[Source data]
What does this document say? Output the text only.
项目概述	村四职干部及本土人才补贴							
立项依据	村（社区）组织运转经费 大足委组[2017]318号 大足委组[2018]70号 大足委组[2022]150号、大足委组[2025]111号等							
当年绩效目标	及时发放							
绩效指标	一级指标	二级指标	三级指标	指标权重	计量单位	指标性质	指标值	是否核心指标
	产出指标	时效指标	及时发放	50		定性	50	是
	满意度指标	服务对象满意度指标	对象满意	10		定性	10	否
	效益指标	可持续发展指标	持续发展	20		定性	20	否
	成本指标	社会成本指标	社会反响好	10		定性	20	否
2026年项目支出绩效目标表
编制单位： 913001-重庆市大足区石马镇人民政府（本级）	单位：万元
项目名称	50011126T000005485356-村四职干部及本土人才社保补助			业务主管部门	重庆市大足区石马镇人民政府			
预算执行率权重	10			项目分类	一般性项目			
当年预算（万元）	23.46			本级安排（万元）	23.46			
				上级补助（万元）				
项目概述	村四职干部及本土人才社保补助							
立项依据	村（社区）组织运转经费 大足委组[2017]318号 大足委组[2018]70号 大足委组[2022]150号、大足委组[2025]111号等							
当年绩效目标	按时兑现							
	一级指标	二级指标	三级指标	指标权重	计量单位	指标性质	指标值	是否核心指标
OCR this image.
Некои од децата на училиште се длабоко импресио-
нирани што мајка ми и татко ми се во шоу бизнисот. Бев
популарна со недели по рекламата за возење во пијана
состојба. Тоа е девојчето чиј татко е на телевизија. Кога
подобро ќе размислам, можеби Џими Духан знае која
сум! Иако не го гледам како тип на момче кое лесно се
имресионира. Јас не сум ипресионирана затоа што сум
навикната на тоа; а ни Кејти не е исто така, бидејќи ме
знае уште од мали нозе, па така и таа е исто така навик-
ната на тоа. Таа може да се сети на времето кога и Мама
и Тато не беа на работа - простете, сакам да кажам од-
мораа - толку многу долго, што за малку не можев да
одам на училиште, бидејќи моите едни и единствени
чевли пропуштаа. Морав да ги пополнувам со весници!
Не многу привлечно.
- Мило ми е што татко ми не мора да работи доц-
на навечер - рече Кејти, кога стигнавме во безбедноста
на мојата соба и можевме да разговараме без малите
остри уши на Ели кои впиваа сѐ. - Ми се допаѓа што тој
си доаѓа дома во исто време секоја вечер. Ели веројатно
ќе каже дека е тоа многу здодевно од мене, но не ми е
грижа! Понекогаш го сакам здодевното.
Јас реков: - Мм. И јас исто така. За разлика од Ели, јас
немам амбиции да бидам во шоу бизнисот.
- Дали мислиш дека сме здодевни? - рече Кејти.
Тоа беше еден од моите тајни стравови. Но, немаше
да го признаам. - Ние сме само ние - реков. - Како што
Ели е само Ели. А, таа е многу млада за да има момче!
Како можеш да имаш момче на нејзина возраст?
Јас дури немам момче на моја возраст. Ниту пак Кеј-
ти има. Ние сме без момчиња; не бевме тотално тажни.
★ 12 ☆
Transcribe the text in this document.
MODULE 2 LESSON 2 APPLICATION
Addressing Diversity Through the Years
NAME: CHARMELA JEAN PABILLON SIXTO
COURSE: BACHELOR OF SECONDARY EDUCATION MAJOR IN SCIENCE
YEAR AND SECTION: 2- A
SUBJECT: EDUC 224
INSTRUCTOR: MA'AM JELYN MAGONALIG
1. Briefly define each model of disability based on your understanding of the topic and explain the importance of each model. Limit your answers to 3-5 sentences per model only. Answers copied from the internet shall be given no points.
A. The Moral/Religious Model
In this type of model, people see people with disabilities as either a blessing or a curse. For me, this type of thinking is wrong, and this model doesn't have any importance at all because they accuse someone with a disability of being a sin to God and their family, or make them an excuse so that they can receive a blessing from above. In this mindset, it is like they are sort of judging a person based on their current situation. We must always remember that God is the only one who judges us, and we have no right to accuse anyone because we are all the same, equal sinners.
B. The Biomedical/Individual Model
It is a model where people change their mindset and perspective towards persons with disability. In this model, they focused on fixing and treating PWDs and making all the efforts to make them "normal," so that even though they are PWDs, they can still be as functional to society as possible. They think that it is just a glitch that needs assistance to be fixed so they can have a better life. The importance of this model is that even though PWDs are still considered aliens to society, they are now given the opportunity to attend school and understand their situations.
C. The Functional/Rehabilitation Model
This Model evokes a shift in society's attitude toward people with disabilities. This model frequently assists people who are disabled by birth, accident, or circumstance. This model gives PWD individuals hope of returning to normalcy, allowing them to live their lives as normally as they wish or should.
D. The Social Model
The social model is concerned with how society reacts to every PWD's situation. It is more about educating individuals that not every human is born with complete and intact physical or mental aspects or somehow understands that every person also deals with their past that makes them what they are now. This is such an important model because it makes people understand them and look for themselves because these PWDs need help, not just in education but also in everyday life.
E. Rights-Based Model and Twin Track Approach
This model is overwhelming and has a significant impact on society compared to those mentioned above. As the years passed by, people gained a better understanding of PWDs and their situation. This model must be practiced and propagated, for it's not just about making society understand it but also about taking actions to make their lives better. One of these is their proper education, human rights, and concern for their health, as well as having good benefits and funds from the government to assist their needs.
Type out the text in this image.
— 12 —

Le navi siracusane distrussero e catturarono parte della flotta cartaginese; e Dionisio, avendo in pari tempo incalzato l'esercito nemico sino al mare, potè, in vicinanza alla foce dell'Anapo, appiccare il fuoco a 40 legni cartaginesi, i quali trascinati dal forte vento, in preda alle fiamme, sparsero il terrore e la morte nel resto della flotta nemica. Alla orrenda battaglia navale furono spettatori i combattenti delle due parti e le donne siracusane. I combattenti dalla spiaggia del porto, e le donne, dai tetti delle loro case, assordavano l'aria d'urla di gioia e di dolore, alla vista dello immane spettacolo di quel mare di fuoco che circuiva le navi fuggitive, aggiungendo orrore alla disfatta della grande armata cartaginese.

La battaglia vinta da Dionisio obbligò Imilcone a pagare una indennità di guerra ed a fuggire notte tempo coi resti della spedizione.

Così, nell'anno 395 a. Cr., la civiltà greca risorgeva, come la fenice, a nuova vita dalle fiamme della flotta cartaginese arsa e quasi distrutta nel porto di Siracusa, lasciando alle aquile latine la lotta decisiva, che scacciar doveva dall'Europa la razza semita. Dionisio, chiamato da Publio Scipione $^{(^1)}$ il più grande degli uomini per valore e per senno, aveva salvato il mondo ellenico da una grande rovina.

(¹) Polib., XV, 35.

▶ **YOUR GOAL**
Which lines hold the string "项目概述"? List them all.

▶ **REPLY**
项目概述	村四职干部及本土人才补贴							
项目概述	村四职干部及本土人才社保补助							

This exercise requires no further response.